§ **YOUR TASK**
State the number of lines in these records holding "Boulder". Say nothing more.

+-------+

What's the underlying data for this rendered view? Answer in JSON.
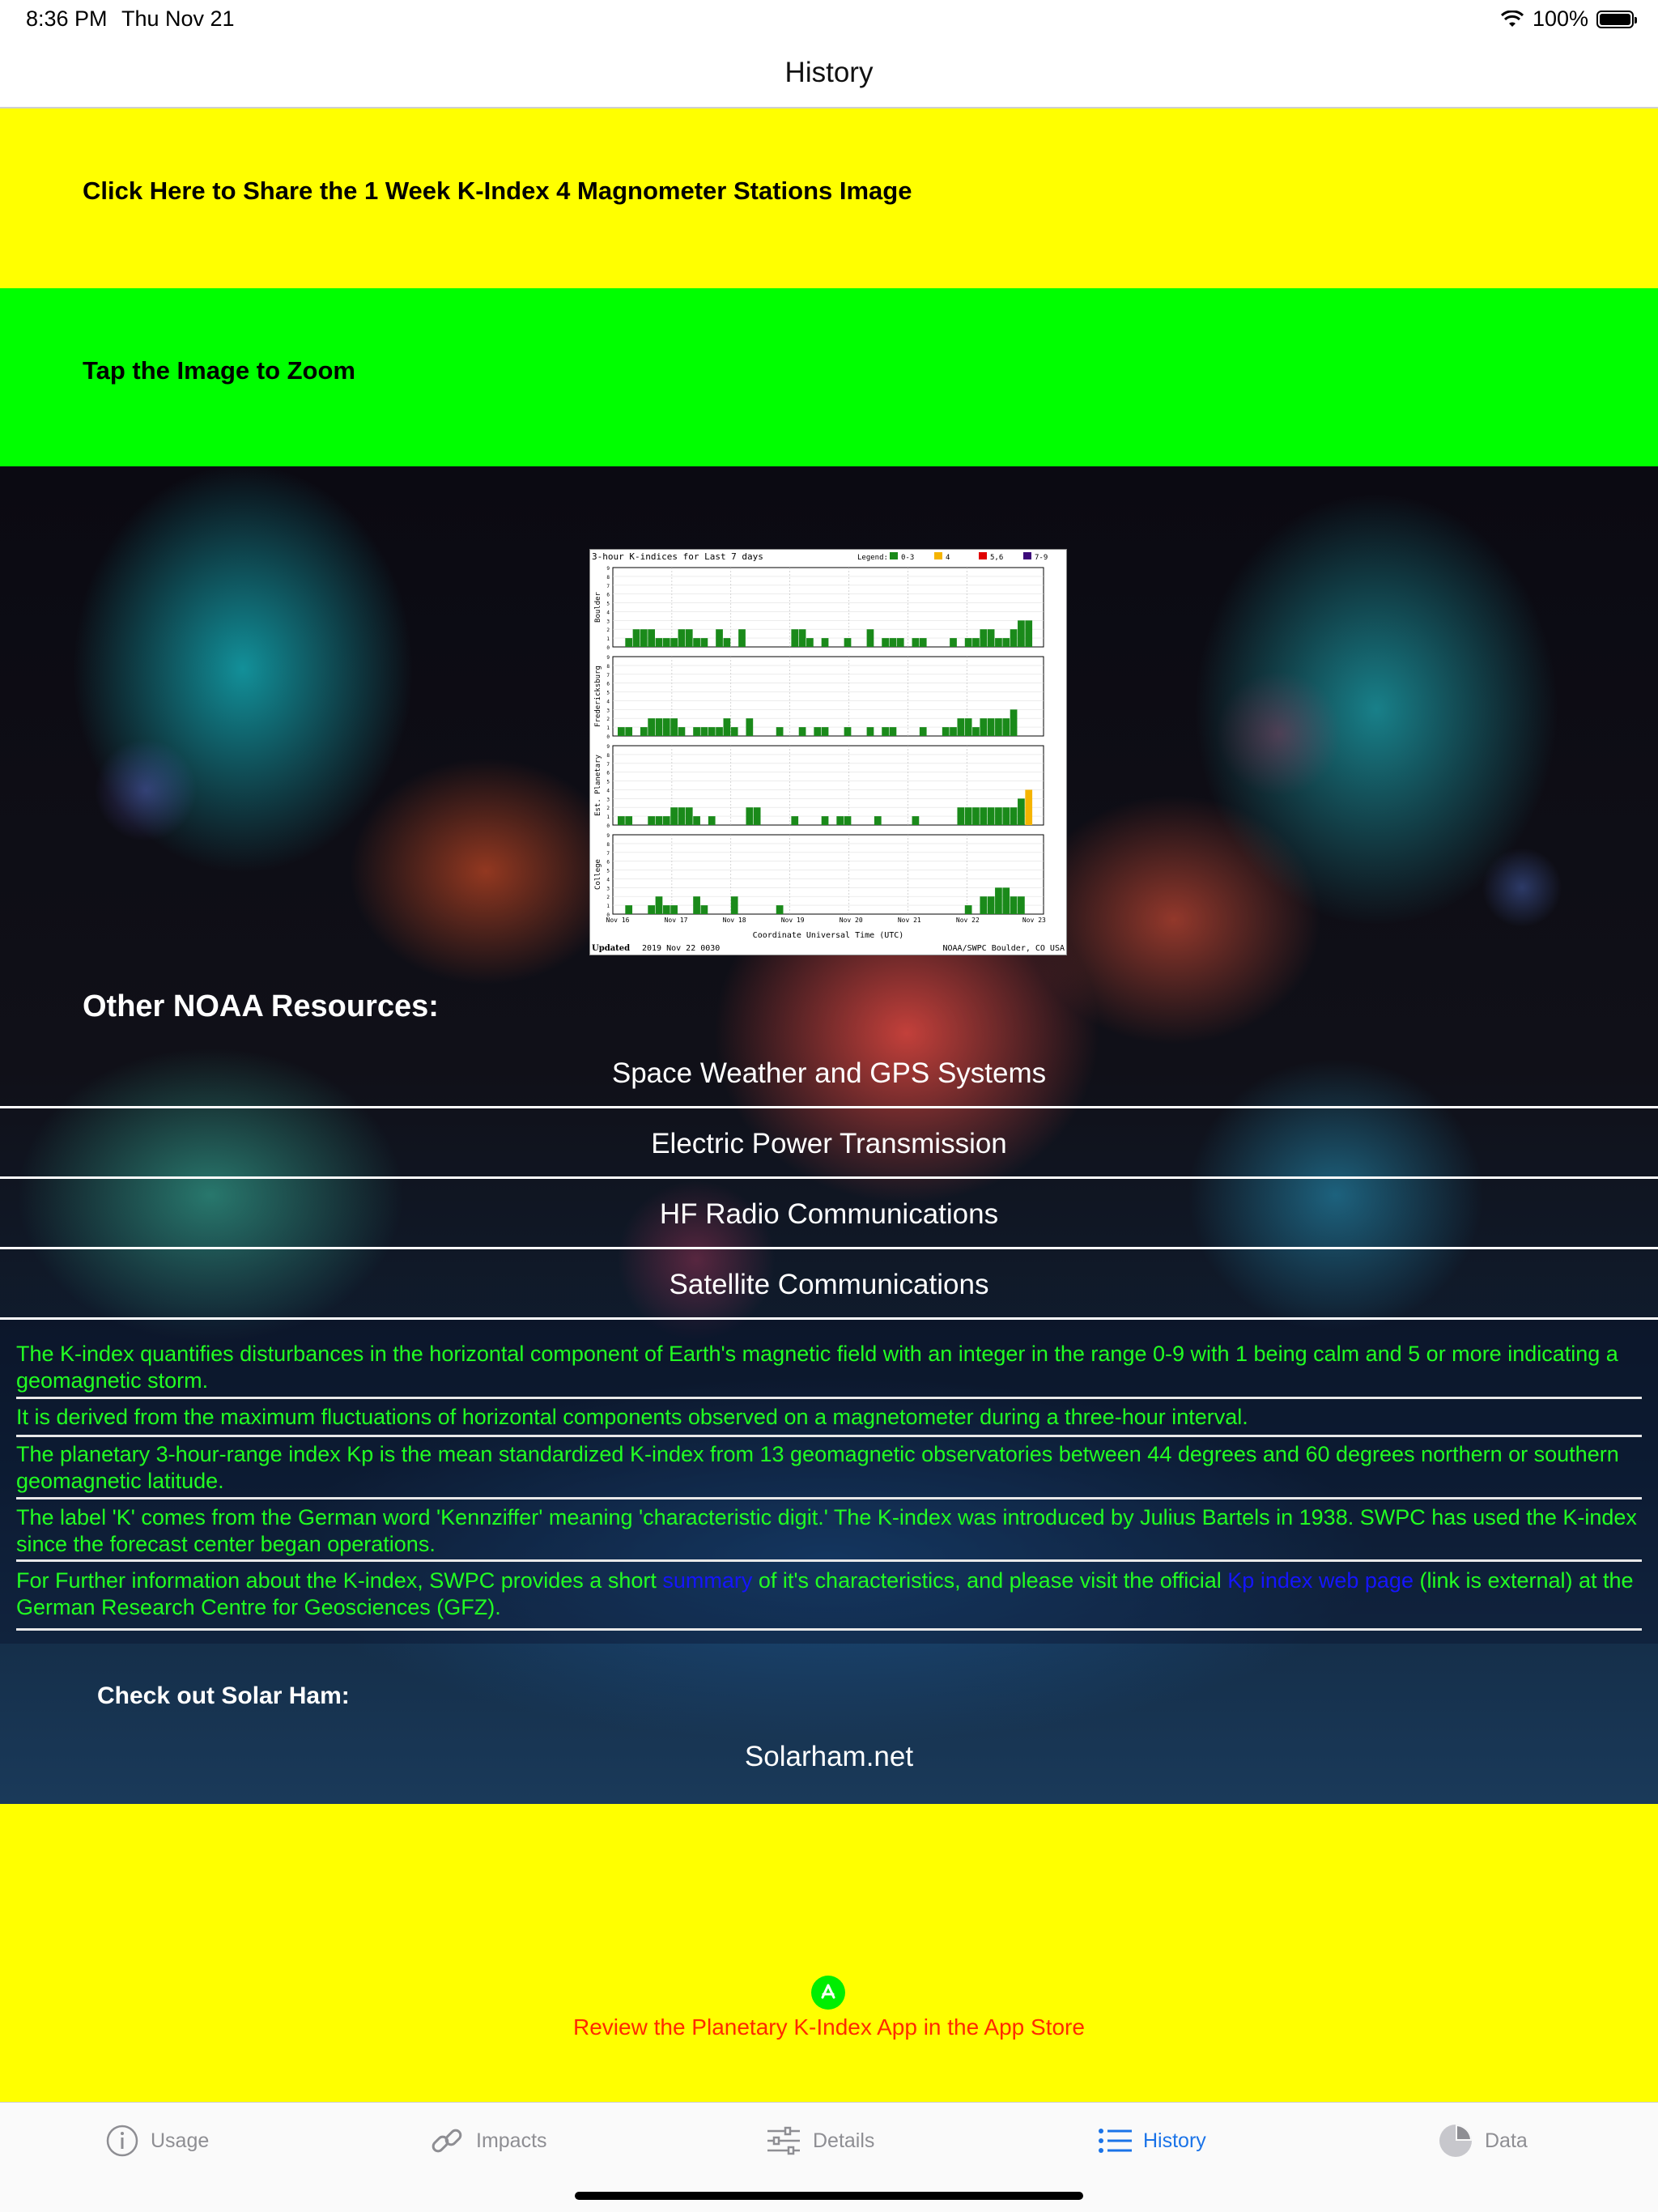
{
  "status_bar": {
    "time": "8:36 PM",
    "date": "Thu Nov 21",
    "battery": "100%"
  },
  "nav": {
    "title": "History"
  },
  "share_band": {
    "label": "Click Here to Share the 1 Week K-Index 4 Magnometer Stations Image"
  },
  "zoom_band": {
    "label": "Tap the Image to Zoom"
  },
  "kindex_image": {
    "title": "3-hour K-indices for Last 7 days",
    "legend_label": "Legend:",
    "legend": [
      {
        "label": "0-3",
        "color": "#1a8a1a"
      },
      {
        "label": "4",
        "color": "#f5b400"
      },
      {
        "label": "5,6",
        "color": "#e00000"
      },
      {
        "label": "7-9",
        "color": "#3c0a7a"
      }
    ],
    "stations": [
      "Boulder",
      "Fredericksburg",
      "Est. Planetary",
      "College"
    ],
    "x_ticks": [
      "Nov 16",
      "Nov 17",
      "Nov 18",
      "Nov 19",
      "Nov 20",
      "Nov 21",
      "Nov 22",
      "Nov 23"
    ],
    "xlabel": "Coordinate Universal Time (UTC)",
    "updated_label": "Updated",
    "updated": "2019 Nov 22 0030",
    "source": "NOAA/SWPC Boulder, CO USA"
  },
  "resources": {
    "heading": "Other NOAA Resources:",
    "links": [
      "Space Weather and GPS Systems",
      "Electric Power Transmission",
      "HF Radio Communications",
      "Satellite Communications"
    ]
  },
  "info": {
    "p1": "The K-index quantifies disturbances in the horizontal component of Earth's magnetic field with an integer in the range 0-9 with 1 being calm and 5 or more indicating a geomagnetic storm.",
    "p2": "It is derived from the maximum fluctuations of horizontal components observed on a magnetometer during a three-hour interval.",
    "p3": "The planetary 3-hour-range index Kp is the mean standardized K-index from 13 geomagnetic observatories between 44 degrees and 60 degrees northern or southern geomagnetic latitude.",
    "p4": "The label 'K' comes from the German word 'Kennziffer' meaning 'characteristic digit.' The K-index was introduced by Julius Bartels in 1938. SWPC has used the K-index since the forecast center began operations.",
    "p5_a": "For Further information about the K-index, SWPC provides a short ",
    "p5_link1": "summary",
    "p5_b": " of it's characteristics, and please visit the official ",
    "p5_link2": "Kp index web page",
    "p5_c": " (link is external) at the German Research Centre for Geosciences (GFZ)."
  },
  "solar_ham": {
    "label": "Check out Solar Ham:",
    "link": "Solarham.net"
  },
  "review": {
    "label": "Review the Planetary K-Index App in the App Store"
  },
  "tabs": [
    {
      "label": "Usage",
      "icon": "info-icon"
    },
    {
      "label": "Impacts",
      "icon": "link-icon"
    },
    {
      "label": "Details",
      "icon": "sliders-icon"
    },
    {
      "label": "History",
      "icon": "list-icon",
      "active": true
    },
    {
      "label": "Data",
      "icon": "pie-chart-icon"
    }
  ],
  "colors": {
    "yellow": "#ffff00",
    "green": "#00ff00",
    "info_text": "#22ff22",
    "review_text": "#ff2a00",
    "active_tab": "#1a73e8"
  }
}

+-------+

§ **ANSWER**
2